Extracts from a graphics dataset:
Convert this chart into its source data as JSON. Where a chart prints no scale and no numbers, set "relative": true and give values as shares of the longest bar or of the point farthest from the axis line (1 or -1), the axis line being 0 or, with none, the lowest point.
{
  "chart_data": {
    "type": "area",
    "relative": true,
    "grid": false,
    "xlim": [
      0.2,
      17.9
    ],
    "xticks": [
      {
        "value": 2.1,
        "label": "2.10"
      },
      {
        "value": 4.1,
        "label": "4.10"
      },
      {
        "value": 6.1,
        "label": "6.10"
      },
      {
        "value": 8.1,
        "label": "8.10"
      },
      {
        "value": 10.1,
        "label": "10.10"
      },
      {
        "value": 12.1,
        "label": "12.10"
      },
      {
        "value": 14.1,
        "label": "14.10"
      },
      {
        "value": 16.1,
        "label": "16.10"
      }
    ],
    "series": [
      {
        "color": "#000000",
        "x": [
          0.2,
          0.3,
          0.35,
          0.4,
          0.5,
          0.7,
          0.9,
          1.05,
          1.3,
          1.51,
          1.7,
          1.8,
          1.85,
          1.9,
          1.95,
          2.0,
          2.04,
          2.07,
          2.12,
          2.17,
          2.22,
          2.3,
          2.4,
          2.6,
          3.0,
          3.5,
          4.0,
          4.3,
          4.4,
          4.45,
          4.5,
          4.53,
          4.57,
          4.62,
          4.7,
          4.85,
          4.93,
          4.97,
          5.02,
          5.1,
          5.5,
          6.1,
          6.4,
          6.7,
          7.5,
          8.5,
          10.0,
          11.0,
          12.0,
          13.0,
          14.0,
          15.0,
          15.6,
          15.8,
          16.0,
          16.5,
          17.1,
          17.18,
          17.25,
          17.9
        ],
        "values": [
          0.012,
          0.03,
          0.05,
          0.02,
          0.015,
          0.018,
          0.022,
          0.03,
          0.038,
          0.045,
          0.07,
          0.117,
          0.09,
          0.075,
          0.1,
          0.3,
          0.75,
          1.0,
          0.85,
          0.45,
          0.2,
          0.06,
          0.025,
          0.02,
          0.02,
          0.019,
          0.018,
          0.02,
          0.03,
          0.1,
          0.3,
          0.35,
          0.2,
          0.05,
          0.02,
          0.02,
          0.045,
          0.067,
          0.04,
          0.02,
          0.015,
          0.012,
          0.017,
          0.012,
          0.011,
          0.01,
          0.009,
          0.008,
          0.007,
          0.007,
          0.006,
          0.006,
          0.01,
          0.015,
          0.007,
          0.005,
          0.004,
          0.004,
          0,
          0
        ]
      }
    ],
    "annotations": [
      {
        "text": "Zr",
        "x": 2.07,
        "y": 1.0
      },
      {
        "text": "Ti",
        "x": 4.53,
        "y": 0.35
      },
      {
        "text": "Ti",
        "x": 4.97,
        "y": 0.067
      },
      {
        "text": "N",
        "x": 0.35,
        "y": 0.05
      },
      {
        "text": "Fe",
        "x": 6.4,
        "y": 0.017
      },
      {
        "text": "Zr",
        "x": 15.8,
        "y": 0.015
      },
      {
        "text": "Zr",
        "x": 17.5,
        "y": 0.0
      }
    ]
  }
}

WHAT IS NEEDED:
Exactly reproduce every line of the data above.

ANSWER TO THIS TASK:
Convert this chart into its source data as JSON. Where a chart prints no scale and no numbers, set "relative": true and give values as shares of the longest bar or of the point farthest from the axis line (1 or -1), the axis line being 0 or, with none, the lowest point.
{
  "chart_data": {
    "type": "area",
    "relative": true,
    "grid": false,
    "xlim": [
      0.2,
      17.9
    ],
    "xticks": [
      {
        "value": 2.1,
        "label": "2.10"
      },
      {
        "value": 4.1,
        "label": "4.10"
      },
      {
        "value": 6.1,
        "label": "6.10"
      },
      {
        "value": 8.1,
        "label": "8.10"
      },
      {
        "value": 10.1,
        "label": "10.10"
      },
      {
        "value": 12.1,
        "label": "12.10"
      },
      {
        "value": 14.1,
        "label": "14.10"
      },
      {
        "value": 16.1,
        "label": "16.10"
      }
    ],
    "series": [
      {
        "color": "#000000",
        "x": [
          0.2,
          0.3,
          0.35,
          0.4,
          0.5,
          0.7,
          0.9,
          1.05,
          1.3,
          1.51,
          1.7,
          1.8,
          1.85,
          1.9,
          1.95,
          2.0,
          2.04,
          2.07,
          2.12,
          2.17,
          2.22,
          2.3,
          2.4,
          2.6,
          3.0,
          3.5,
          4.0,
          4.3,
          4.4,
          4.45,
          4.5,
          4.53,
          4.57,
          4.62,
          4.7,
          4.85,
          4.93,
          4.97,
          5.02,
          5.1,
          5.5,
          6.1,
          6.4,
          6.7,
          7.5,
          8.5,
          10.0,
          11.0,
          12.0,
          13.0,
          14.0,
          15.0,
          15.6,
          15.8,
          16.0,
          16.5,
          17.1,
          17.18,
          17.25,
          17.9
        ],
        "values": [
          0.012,
          0.03,
          0.05,
          0.02,
          0.015,
          0.018,
          0.022,
          0.03,
          0.038,
          0.045,
          0.07,
          0.117,
          0.09,
          0.075,
          0.1,
          0.3,
          0.75,
          1.0,
          0.85,
          0.45,
          0.2,
          0.06,
          0.025,
          0.02,
          0.02,
          0.019,
          0.018,
          0.02,
          0.03,
          0.1,
          0.3,
          0.35,
          0.2,
          0.05,
          0.02,
          0.02,
          0.045,
          0.067,
          0.04,
          0.02,
          0.015,
          0.012,
          0.017,
          0.012,
          0.011,
          0.01,
          0.009,
          0.008,
          0.007,
          0.007,
          0.006,
          0.006,
          0.01,
          0.015,
          0.007,
          0.005,
          0.004,
          0.004,
          0,
          0
        ]
      }
    ],
    "annotations": [
      {
        "text": "Zr",
        "x": 2.07,
        "y": 1.0
      },
      {
        "text": "Ti",
        "x": 4.53,
        "y": 0.35
      },
      {
        "text": "Ti",
        "x": 4.97,
        "y": 0.067
      },
      {
        "text": "N",
        "x": 0.35,
        "y": 0.05
      },
      {
        "text": "Fe",
        "x": 6.4,
        "y": 0.017
      },
      {
        "text": "Zr",
        "x": 15.8,
        "y": 0.015
      },
      {
        "text": "Zr",
        "x": 17.5,
        "y": 0.0
      }
    ]
  }
}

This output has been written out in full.